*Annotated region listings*
○ ○ ○ ○

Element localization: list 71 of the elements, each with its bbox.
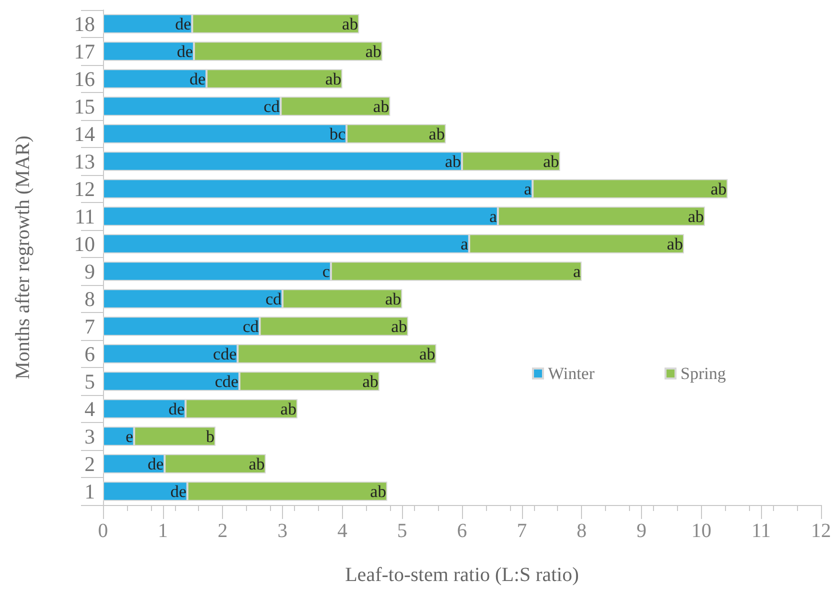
data-label: a — [524, 179, 532, 198]
x-tick-label: 3 — [278, 520, 288, 542]
data-label: ab — [325, 69, 342, 88]
data-label: ab — [688, 206, 704, 226]
data-label: cd — [265, 289, 282, 308]
data-label: ab — [391, 316, 408, 336]
y-tick-label: 16 — [74, 66, 95, 91]
data-label: cde — [213, 344, 237, 364]
x-tick-label: 12 — [811, 520, 831, 542]
data-label: ab — [248, 454, 265, 474]
y-tick-label: 3 — [84, 424, 95, 448]
data-label: de — [189, 69, 206, 88]
x-tick-label: 8 — [576, 520, 587, 542]
data-label: ab — [385, 289, 402, 308]
x-tick-label: 5 — [397, 520, 408, 542]
data-label: ab — [419, 344, 436, 364]
data-label: ab — [666, 234, 683, 254]
data-label: de — [176, 42, 193, 61]
data-label: c — [322, 262, 330, 281]
y-tick-label: 1 — [84, 479, 95, 504]
legend-label: Winter — [548, 364, 595, 383]
data-label: ab — [365, 42, 382, 61]
data-label: de — [148, 454, 164, 474]
data-label: de — [170, 482, 186, 501]
data-label: ab — [280, 399, 296, 418]
y-tick-label: 4 — [84, 396, 96, 421]
y-tick-label: 11 — [74, 204, 95, 228]
y-tick-label: 18 — [74, 12, 95, 36]
data-label: cde — [214, 372, 238, 391]
x-tick-label: 7 — [516, 520, 527, 542]
x-tick-label: 2 — [218, 520, 228, 542]
y-tick-label: 15 — [74, 94, 95, 118]
data-label: ab — [362, 372, 378, 391]
data-label: b — [206, 426, 214, 446]
y-tick-label: 6 — [84, 342, 95, 366]
data-label: ab — [444, 152, 461, 171]
y-tick-label: 12 — [74, 176, 95, 201]
data-label: a — [489, 206, 498, 226]
data-label: ab — [710, 179, 727, 198]
y-tick-label: 14 — [74, 122, 96, 146]
data-label: a — [573, 262, 582, 281]
legend-label: Spring — [680, 364, 726, 383]
data-label: cd — [242, 316, 260, 336]
x-tick-label: 10 — [691, 520, 712, 542]
y-tick-label: 5 — [84, 369, 95, 394]
y-axis-title: Months after regrowth (MAR) — [12, 136, 34, 380]
x-tick-label: 11 — [752, 520, 771, 542]
data-label: a — [460, 234, 469, 254]
data-label: de — [168, 399, 185, 418]
y-tick-label: 10 — [74, 232, 95, 256]
data-label: de — [175, 14, 192, 34]
data-label: ab — [428, 124, 445, 144]
data-label: bc — [329, 124, 346, 144]
data-label: cd — [264, 96, 280, 116]
y-tick-label: 8 — [84, 286, 95, 311]
data-label: ab — [370, 482, 386, 501]
data-label: ab — [342, 14, 358, 34]
x-tick-label: 4 — [337, 520, 348, 542]
x-tick-label: 1 — [158, 520, 168, 542]
y-tick-label: 13 — [74, 149, 95, 174]
y-tick-label: 2 — [84, 452, 95, 476]
x-tick-label: 6 — [457, 520, 467, 542]
x-tick-label: 9 — [636, 520, 646, 542]
x-axis-title: Leaf-to-stem ratio (L:S ratio) — [345, 564, 579, 586]
y-tick-label: 7 — [84, 314, 95, 338]
data-label: e — [126, 426, 134, 446]
data-label: ab — [543, 152, 560, 171]
data-label: ab — [373, 96, 390, 116]
y-tick-label: 9 — [84, 259, 95, 284]
x-tick-label: 0 — [98, 520, 108, 542]
y-tick-label: 17 — [74, 39, 95, 64]
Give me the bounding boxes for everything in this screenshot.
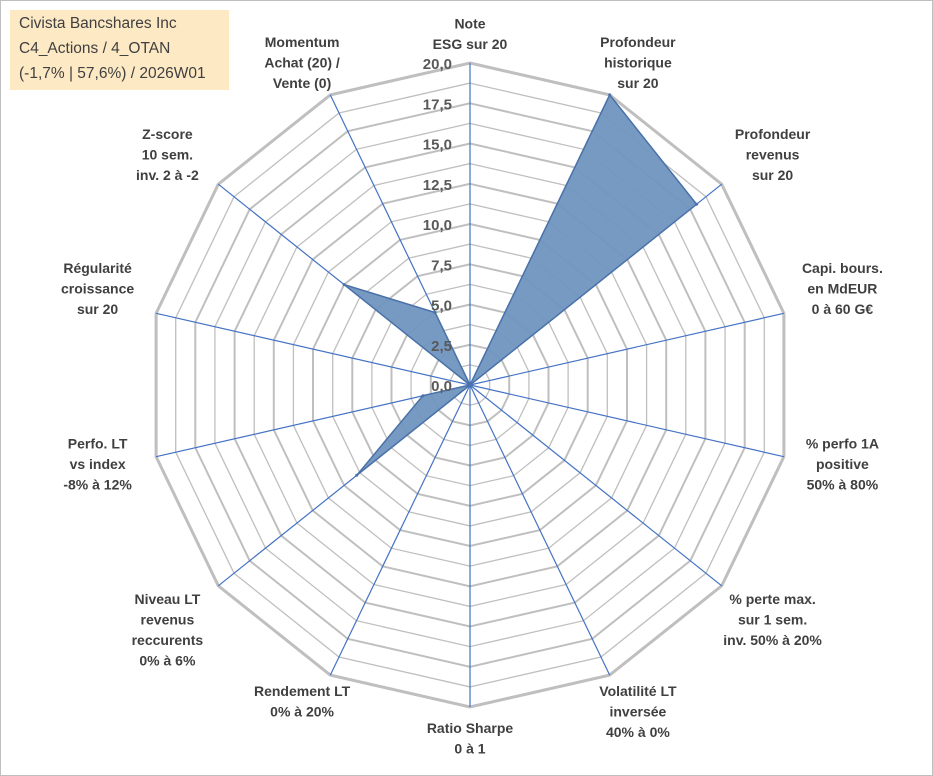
tick-label: 0,0 [431,378,452,395]
axis-label-line: 0% à 6% [139,653,196,669]
tick-label: 17,5 [423,96,452,113]
data-point [355,473,359,477]
axis-label-line: Rendement LT [254,683,351,699]
axis-label-line: inv. 2 à -2 [136,167,199,183]
axis-label-line: sur 20 [752,167,793,183]
axis-label-line: Achat (20) / [264,54,340,70]
info-box: Civista Bancshares Inc C4_Actions / 4_OT… [10,10,229,90]
axis-label-line: Volatilité LT [599,683,677,699]
data-point [433,311,437,314]
axis-label-line: historique [604,54,672,70]
axis-label-line: vs index [70,456,126,472]
axis-label-line: croissance [61,280,134,296]
tick-label: 20,0 [423,56,452,73]
tick-layer: 0,0 2,5 5,0 7,5 10,0 12,5 15,0 17,5 20,0 [423,56,452,395]
tick-label: 5,0 [431,298,452,315]
axis-label: Perfo. LT vs index -8% à 12% [63,435,132,492]
info-category: C4_Actions / 4_OTAN [19,40,171,57]
spoke-line [155,312,471,386]
series-area [343,93,698,476]
axis-label-line: % perte max. [729,591,815,607]
axis-label-line: inversée [609,704,666,720]
axis-label: Note ESG sur 20 [433,16,508,53]
axis-label-line: Z-score [142,126,193,142]
axis-label-line: sur 1 sem. [738,612,807,628]
spoke-line [469,384,611,676]
axis-label: Profondeur historique sur 20 [600,34,676,91]
spoke-line [469,312,785,386]
axis-label-line: Momentum [265,34,340,50]
tick-label: 12,5 [423,177,452,194]
series-layer [342,93,699,477]
axis-label: % perte max. sur 1 sem. inv. 50% à 20% [723,591,822,648]
axis-label-line: en MdEUR [807,280,877,296]
axis-label-line: sur 20 [617,75,658,91]
axis-label: % perfo 1A positive 50% à 80% [806,435,879,492]
axis-label-line: 40% à 0% [606,724,670,740]
axis-label-line: Vente (0) [273,75,331,91]
info-period: (-1,7% | 57,6%) / 2026W01 [19,65,206,82]
axis-label-line: Capi. bours. [802,260,883,276]
spoke-line [469,384,785,458]
axis-label: Volatilité LT inversée 40% à 0% [599,683,677,740]
axis-label: Ratio Sharpe 0 à 1 [427,720,514,757]
axis-label-line: ESG sur 20 [433,36,508,52]
axis-label: Rendement LT 0% à 20% [254,683,351,720]
axis-label: Régularité croissance sur 20 [61,260,134,317]
axis-label-line: Profondeur [735,126,811,142]
axis-label-line: inv. 50% à 20% [723,632,822,648]
axis-label-line: 10 sem. [142,147,193,163]
spoke-line [329,384,471,676]
axis-label: Profondeur revenus sur 20 [735,126,811,183]
axis-label-line: sur 20 [77,301,118,317]
data-point [695,202,699,206]
data-point [342,283,346,287]
tick-label: 15,0 [423,137,452,154]
axis-label-line: revenus [141,612,195,628]
info-company: Civista Bancshares Inc [19,15,177,32]
axis-label-line: revenus [746,147,800,163]
spoke-line [469,384,723,587]
axis-label-line: 0% à 20% [270,704,334,720]
axis-label-line: % perfo 1A [806,435,879,451]
axis-label-line: Note [454,16,485,32]
spoke-line [155,384,471,458]
axis-label-line: -8% à 12% [63,476,132,492]
data-point [421,394,425,398]
axis-label-line: 0 à 60 G€ [812,301,874,317]
axis-label-line: Régularité [63,260,132,276]
axis-label-line: reccurents [132,632,204,648]
data-point [608,93,612,97]
axis-label-line: 0 à 1 [454,741,485,757]
axis-label: Momentum Achat (20) / Vente (0) [264,34,340,91]
data-point [468,383,472,387]
tick-label: 7,5 [431,257,452,274]
axis-label-line: Ratio Sharpe [427,720,514,736]
axis-label: Niveau LT revenus reccurents 0% à 6% [132,591,204,669]
axis-label: Z-score 10 sem. inv. 2 à -2 [136,126,199,183]
axis-label-line: Profondeur [600,34,676,50]
axis-label-line: Perfo. LT [68,435,128,451]
axis-label-line: positive [816,456,869,472]
tick-label: 10,0 [423,217,452,234]
axis-label-line: 50% à 80% [807,476,879,492]
tick-label: 2,5 [431,338,452,355]
axis-label-layer: Note ESG sur 20 Profondeur historique sur 20… [61,16,883,757]
axis-label: Capi. bours. en MdEUR 0 à 60 G€ [802,260,883,317]
axis-label-line: Niveau LT [134,591,200,607]
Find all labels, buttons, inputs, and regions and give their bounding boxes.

○ ○ ○ ○

Please reproduce, word for word, the lines in the records above starting with the line that contains "tick-label: 0,0 [431,378,452,395]" and going on through the line that contains "axis-label: Volatilité LT", with both of those lines included. Give those lines only.

*REPLY TO THE EXERCISE*
tick-label: 0,0 [431,378,452,395]
axis-label-line: 0% à 6% [139,653,196,669]
tick-label: 17,5 [423,96,452,113]
data-point [355,473,359,477]
axis-label-line: Rendement LT [254,683,351,699]
axis-label-line: inv. 2 à -2 [136,167,199,183]
axis-label-line: sur 20 [752,167,793,183]
axis-label-line: Achat (20) / [264,54,340,70]
info-box: Civista Bancshares Inc C4_Actions / 4_OT… [10,10,229,90]
axis-label-line: Volatilité LT [599,683,677,699]
data-point [433,311,437,314]
axis-label-line: historique [604,54,672,70]
axis-label-line: vs index [70,456,126,472]
axis-label-line: croissance [61,280,134,296]
tick-label: 20,0 [423,56,452,73]
tick-layer: 0,0 2,5 5,0 7,5 10,0 12,5 15,0 17,5 20,0 [423,56,452,395]
tick-label: 5,0 [431,298,452,315]
axis-label: Perfo. LT vs index -8% à 12% [63,435,132,492]
info-category: C4_Actions / 4_OTAN [19,40,171,57]
spoke-line [155,312,471,386]
series-area [343,93,698,476]
axis-label-line: % perte max. [729,591,815,607]
axis-label-line: inversée [609,704,666,720]
axis-label: Note ESG sur 20 [433,16,508,53]
axis-label-line: Z-score [142,126,193,142]
axis-label-line: sur 1 sem. [738,612,807,628]
spoke-line [469,384,611,676]
axis-label: Profondeur historique sur 20 [600,34,676,91]
spoke-line [469,312,785,386]
axis-label-line: Momentum [265,34,340,50]
tick-label: 12,5 [423,177,452,194]
series-layer [342,93,699,477]
axis-label: % perte max. sur 1 sem. inv. 50% à 20% [723,591,822,648]
axis-label-line: en MdEUR [807,280,877,296]
axis-label-line: sur 20 [617,75,658,91]
axis-label: % perfo 1A positive 50% à 80% [806,435,879,492]
axis-label-line: 40% à 0% [606,724,670,740]
axis-label-line: Vente (0) [273,75,331,91]
info-period: (-1,7% | 57,6%) / 2026W01 [19,65,206,82]
axis-label-line: Capi. bours. [802,260,883,276]
spoke-line [469,384,785,458]
axis-label: Volatilité LT inversée 40% à 0% [599,683,677,740]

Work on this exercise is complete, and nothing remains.